Stored data.

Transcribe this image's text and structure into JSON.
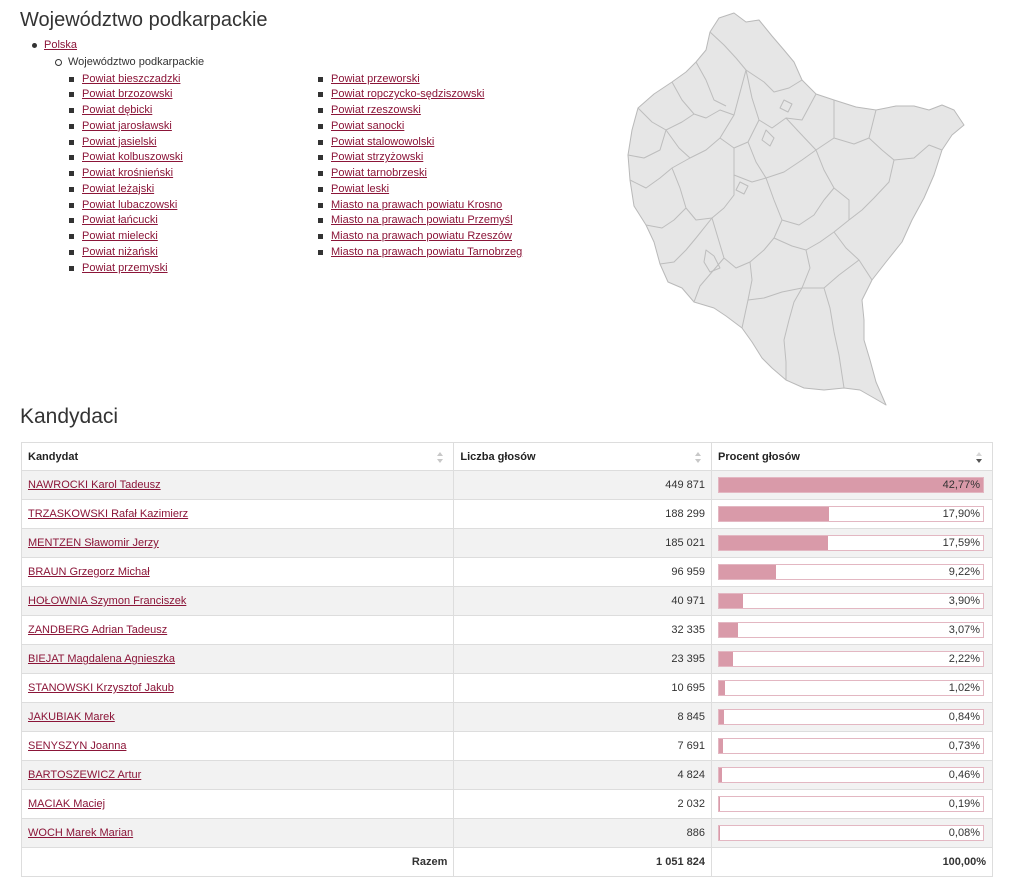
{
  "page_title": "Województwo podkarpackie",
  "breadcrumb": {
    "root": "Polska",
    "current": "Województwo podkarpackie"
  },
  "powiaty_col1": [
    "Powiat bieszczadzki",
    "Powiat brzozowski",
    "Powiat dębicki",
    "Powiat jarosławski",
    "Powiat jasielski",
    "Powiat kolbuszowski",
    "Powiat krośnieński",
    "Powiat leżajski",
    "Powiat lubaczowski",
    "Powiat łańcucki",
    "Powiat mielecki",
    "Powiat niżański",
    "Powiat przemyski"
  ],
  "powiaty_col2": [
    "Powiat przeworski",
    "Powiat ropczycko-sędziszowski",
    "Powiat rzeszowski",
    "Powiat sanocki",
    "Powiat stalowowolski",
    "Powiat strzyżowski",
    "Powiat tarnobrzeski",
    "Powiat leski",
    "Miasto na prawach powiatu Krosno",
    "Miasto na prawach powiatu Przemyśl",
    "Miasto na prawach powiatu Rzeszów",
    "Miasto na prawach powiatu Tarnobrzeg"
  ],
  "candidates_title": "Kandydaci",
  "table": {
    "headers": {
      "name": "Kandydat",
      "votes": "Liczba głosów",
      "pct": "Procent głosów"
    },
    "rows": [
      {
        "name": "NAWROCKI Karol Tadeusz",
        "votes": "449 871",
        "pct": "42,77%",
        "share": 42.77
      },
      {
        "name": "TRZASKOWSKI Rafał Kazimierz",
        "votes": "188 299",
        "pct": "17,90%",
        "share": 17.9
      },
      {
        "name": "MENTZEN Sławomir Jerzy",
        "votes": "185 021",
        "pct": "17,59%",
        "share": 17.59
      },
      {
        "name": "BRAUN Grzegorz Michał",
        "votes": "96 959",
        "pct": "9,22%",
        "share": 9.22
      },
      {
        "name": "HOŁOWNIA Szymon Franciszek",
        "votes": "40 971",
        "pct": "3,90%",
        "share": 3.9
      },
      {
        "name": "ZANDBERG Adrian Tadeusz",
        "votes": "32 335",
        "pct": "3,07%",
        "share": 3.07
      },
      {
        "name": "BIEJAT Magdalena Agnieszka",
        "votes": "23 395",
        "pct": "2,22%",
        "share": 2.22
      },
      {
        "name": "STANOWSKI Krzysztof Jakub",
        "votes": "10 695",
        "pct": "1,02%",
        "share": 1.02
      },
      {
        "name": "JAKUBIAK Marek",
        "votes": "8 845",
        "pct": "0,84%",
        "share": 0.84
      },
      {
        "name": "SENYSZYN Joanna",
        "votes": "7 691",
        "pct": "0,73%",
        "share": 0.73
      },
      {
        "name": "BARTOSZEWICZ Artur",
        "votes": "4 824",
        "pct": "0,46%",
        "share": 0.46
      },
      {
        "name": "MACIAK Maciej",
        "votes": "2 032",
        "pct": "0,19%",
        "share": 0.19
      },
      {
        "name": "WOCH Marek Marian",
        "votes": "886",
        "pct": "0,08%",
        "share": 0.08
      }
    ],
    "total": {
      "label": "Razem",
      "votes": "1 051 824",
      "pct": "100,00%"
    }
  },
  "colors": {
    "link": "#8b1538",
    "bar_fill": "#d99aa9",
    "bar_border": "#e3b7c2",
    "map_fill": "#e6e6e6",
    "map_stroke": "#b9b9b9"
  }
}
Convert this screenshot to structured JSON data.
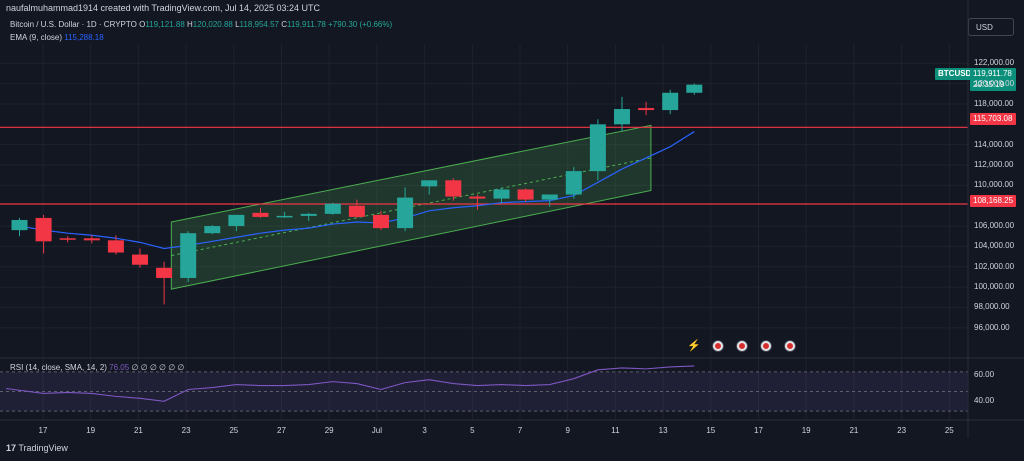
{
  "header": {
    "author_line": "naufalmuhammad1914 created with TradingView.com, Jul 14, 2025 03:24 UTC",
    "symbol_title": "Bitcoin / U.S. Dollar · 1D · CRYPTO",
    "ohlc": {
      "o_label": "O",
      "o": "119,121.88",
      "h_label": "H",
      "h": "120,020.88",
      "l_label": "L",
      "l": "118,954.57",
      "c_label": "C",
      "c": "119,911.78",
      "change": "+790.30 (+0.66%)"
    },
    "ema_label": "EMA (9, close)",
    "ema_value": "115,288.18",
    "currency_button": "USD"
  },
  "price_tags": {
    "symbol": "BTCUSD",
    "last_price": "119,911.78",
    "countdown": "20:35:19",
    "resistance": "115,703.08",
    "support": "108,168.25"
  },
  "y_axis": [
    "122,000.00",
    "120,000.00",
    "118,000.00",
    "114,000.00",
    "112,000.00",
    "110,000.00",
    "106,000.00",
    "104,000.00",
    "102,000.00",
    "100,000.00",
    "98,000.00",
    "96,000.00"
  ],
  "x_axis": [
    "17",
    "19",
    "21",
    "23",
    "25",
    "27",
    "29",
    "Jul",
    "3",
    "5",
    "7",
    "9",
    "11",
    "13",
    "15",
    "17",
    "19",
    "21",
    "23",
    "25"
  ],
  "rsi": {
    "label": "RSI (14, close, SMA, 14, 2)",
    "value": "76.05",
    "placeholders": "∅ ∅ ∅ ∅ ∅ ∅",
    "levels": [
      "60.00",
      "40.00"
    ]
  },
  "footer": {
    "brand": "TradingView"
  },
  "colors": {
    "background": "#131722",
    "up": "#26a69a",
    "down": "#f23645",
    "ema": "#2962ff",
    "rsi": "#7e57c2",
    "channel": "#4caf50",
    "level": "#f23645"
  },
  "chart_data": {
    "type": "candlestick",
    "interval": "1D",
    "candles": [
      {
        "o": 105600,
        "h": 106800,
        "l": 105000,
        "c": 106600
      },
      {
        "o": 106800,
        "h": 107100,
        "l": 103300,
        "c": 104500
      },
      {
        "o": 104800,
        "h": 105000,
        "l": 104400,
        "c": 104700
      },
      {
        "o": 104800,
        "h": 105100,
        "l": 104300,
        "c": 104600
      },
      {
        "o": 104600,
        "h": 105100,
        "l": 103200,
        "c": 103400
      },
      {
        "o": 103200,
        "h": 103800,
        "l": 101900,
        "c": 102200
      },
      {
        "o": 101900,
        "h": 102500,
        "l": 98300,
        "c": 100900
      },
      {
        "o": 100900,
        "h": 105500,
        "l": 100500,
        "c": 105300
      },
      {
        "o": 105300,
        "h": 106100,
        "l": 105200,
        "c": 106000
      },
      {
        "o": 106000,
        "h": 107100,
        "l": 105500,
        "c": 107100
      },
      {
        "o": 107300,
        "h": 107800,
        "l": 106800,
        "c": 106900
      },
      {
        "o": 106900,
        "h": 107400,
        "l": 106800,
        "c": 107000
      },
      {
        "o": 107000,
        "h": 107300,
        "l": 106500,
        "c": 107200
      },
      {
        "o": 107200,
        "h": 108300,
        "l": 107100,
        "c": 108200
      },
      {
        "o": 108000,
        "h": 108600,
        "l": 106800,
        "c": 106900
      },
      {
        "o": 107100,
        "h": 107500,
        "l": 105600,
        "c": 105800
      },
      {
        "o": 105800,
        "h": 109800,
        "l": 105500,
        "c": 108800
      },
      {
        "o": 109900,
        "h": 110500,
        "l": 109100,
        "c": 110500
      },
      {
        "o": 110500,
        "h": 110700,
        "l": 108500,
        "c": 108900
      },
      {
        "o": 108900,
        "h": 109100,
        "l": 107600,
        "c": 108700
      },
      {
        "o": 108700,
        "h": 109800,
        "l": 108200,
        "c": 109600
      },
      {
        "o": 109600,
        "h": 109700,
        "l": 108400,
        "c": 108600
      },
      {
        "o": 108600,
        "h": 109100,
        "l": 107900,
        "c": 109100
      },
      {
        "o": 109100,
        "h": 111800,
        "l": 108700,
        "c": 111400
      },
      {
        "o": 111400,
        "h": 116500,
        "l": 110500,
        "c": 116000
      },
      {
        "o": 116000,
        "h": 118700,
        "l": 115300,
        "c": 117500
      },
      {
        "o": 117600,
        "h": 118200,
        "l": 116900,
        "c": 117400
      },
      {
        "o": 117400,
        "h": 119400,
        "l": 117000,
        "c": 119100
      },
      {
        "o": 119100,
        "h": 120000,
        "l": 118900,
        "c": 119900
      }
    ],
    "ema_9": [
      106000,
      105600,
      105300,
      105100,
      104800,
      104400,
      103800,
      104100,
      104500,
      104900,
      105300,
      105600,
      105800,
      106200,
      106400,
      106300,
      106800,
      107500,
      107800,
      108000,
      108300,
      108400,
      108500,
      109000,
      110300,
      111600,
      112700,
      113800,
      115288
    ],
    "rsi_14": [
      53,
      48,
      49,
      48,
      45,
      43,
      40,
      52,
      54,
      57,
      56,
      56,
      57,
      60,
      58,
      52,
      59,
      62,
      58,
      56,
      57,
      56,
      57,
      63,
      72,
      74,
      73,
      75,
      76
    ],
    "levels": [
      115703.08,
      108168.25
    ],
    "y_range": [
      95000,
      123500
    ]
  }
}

Given problem. Examine the data above and state how many of its lines contain the word "close", with no further remarks.

Answer to the task. 2